== En qué trabajar ==
a) Resume en dos oraciones el relato sobre el canje de la licencia de conducir.
b) Continúa, por favor, el relato sobre el canje de la licencia de conducir a partir del punto en que se detiene.

== Texto de lectura ==
Thursday, July 16, 2009

Burocracia



Quería escribir esta historia cuando ya tuviera un final feliz. Sin embargo, teniendo en cuenta que vengo de un país burocrático y que vivo en el país que inventó la burocracia, el esperado final feliz puede que se demore unos cuantos meses, así es que acá va la historia:

Resulta que Francia y Colombia tienen un convenio para el intercambio de licencias de conducir o pase, como decimos en Colombia. Teniendo en cuenta el mencionado convenio, en noviembre pasado llevé mi pase modelo 1994 a la Prefectura de Policía de Paris para que procedieran a expedirme un pase francés con todas las de la ley. Solo tuve que presentar una traducción de mi pase hecha por el Consulado Colombiano (que además la hace gratis) y una fotocopia de mi tarjeta de residente temporal. Como era de esperarse, me dijeron que volviera dentro de seis meses a recoger el pase francés ya que era necesario que las autoridades francesas verificaran la autenticidad de mis documentos con las autoridades colombianas.

En abril recibí una carta de la prefectura en la que me pedían que me presentara para terminar el trámite. A los pocos días fui nuevamente a la Prefectura con la idea de recoger mi pase francés pero las cosas no fueron para nada como yo las imaginaba. Después de hacerme esperar como una hora en una sala llena de gente, lo cual me pareció de lo más normal, me hicieron pasar a una oficina en la que me estaban esperando cinco policías en emboscada.

-       Hay un problema con su licencia colombiana me dijo uno de ellos.

Yo pensé que el problema era que mi pase estaba vencido y ya iba a explicarle al polocho que en Colombia los pases no se vencen. No alcancé ni a tomar impulso para lanzar mi explicación cuando otro de los policías, poniendo cara de malo me dijo que mi pase colombiano era falso y que en consecuencia, tenía que acompañarlos a la Comisaría. Yo que pensaba salir de la Prefectura con un documento francés que me acercaría un poco más a la integración europea, salí escoltado por cinco policías que me montaron a una camioneta con aires de papamóvil y me pasearon por todo Paris como a cualquier chusma camorrera.

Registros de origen
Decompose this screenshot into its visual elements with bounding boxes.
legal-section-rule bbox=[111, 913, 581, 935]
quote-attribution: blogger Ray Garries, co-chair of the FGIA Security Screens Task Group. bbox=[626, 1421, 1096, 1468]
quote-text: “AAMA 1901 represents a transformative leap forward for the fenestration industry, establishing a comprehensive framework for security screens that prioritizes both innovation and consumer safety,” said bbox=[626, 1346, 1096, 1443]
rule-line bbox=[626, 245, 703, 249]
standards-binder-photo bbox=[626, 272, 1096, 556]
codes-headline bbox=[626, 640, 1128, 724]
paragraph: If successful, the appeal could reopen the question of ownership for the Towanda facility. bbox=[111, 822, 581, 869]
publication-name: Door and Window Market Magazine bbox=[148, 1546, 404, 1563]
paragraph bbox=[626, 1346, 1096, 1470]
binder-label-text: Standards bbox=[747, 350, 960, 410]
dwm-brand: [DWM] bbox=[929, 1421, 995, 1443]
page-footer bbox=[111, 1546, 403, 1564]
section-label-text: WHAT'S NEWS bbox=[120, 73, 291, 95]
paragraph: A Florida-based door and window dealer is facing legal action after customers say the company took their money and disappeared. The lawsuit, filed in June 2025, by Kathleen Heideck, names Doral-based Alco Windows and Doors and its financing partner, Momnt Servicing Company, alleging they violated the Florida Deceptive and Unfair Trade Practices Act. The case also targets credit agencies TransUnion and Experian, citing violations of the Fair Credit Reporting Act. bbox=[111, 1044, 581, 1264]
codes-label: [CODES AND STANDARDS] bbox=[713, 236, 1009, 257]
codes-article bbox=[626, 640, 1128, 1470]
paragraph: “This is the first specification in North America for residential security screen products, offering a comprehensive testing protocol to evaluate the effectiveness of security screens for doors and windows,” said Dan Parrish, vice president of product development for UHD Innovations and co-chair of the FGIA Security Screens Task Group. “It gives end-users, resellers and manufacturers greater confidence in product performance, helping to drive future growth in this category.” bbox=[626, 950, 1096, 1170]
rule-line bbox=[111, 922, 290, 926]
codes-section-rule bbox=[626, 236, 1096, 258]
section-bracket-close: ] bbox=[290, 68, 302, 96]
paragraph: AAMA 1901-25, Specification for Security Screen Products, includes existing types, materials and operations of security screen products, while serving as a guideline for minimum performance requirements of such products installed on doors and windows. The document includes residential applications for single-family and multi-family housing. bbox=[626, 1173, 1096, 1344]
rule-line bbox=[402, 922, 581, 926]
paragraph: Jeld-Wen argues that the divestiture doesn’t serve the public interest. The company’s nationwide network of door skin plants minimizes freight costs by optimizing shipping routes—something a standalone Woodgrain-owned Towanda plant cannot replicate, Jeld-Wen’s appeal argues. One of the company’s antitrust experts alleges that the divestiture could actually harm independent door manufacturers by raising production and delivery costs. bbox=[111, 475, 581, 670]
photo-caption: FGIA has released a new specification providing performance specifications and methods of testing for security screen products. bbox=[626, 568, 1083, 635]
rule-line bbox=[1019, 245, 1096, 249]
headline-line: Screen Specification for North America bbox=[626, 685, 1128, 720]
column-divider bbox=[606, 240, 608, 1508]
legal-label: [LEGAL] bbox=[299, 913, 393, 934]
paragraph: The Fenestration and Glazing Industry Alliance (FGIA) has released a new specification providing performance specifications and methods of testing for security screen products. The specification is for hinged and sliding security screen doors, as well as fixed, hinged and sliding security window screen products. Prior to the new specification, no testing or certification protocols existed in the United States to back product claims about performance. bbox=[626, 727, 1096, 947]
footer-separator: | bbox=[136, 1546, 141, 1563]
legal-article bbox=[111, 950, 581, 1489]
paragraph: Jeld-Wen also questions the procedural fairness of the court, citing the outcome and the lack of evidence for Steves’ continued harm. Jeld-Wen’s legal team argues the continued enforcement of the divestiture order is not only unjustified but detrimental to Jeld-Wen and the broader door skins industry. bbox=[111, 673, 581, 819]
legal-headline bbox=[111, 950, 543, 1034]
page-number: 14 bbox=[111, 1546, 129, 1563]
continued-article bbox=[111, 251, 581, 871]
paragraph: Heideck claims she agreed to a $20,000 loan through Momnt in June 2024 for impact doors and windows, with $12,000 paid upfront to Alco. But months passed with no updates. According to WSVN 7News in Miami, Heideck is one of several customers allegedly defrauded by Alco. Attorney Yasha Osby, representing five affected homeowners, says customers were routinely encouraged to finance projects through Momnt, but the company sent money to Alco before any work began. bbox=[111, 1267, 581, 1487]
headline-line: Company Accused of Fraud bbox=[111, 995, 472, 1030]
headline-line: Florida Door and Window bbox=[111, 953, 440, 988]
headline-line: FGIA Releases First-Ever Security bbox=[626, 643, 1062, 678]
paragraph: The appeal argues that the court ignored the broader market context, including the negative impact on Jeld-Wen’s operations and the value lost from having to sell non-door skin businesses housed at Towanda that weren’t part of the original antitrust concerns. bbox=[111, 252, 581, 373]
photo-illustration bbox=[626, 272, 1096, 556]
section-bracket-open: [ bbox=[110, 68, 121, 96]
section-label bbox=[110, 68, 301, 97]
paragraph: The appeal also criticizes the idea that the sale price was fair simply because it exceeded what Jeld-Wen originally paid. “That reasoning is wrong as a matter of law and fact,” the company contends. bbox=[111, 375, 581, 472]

== Respuestas por tarea ==
a) Aprovechando el convenio entre Francia y Colombia, quien narra llevó en noviembre su pase colombiano a la Prefectura de Policía de París para obtener uno francés, y le dijeron que volviera en seis meses mientras se verificaba la autenticidad de sus documentos. Al regresar en abril tras recibir una carta, cinco policías le informaron que su pase colombiano era falso y tuvo que acompañarlos a la Comisaría en una camioneta.

b)
En medio de todo los policías se portaron bien ya que tuvieron la gentileza de ahorrarme las esposas. Cuando uno de ellos las fue sacando, mi risa burlona (esa risa que sale sin querer queriendo mientras pensamos “pasarme esto a mi”) dio paso a la cara de perro arrepentido y haciendo uso de mis mejores modales les pedí que se guardaran las esposas que yo los acompañaba hasta el mismísimo infierno pero sin las putas esposas. Yo que nunca las he ensayado en la cama, no iba a ensayarlas al frente de Notre Dame ni aunque me mataran.

Luego en la Comisaría la cosa no fue nada mejor. Todos me miraban como al peor de los criminales y me hicieron esperar una hora hasta que uno de los investigadores de la Policía Judicial se dignó a recibirme. Yo traté de mantenerme calmado pero después de unas cuantas preguntas y de ver la cara del interrogador que me decía que nunca en su vida había visto un pase tan falso, se me salió la campesina santandereana que llevo adentro y le dije con mi mejor sonrisa altanera que no se preocupara, que yo estaba seguro de la autenticidad de mi pase y que se lo iba a demostrar. El tipo ni se inmutó y me respondió que el no se preocupaba de nada y que el que tenía que preocuparse era yo porque me estaban imputando una falsedad en documento público. Me quedé mudo.

Después del interrogatorio de rigor, pude saber finalmente el por qué de semejante locura. Resulta que la Prefectura de Policía, antes de expedir el pase francés le pide a la Embajada de Francia en Colombia que verifique si el pase presentado en Francia para el intercambio es válido. La tarea de la Embajada es de lo más sencilla ya que lo único que tienen que hacer es poner el número de pase en la página web del Ministerio de Transporte de Colombia y verificar que los datos son correctos y que el pase es auténtico.

Oh sorpresa! Al poner mi número aparece otro señor, un tal William Alfonso Ospina Espítia. Yo primero preso que Alfonso y primero muerto que William! Sorpresa total, espanto, desconcierto! Que alguien me explique en qué momento dejé de ser Juan Guillermo y cuándo me convertí en William Alfonso.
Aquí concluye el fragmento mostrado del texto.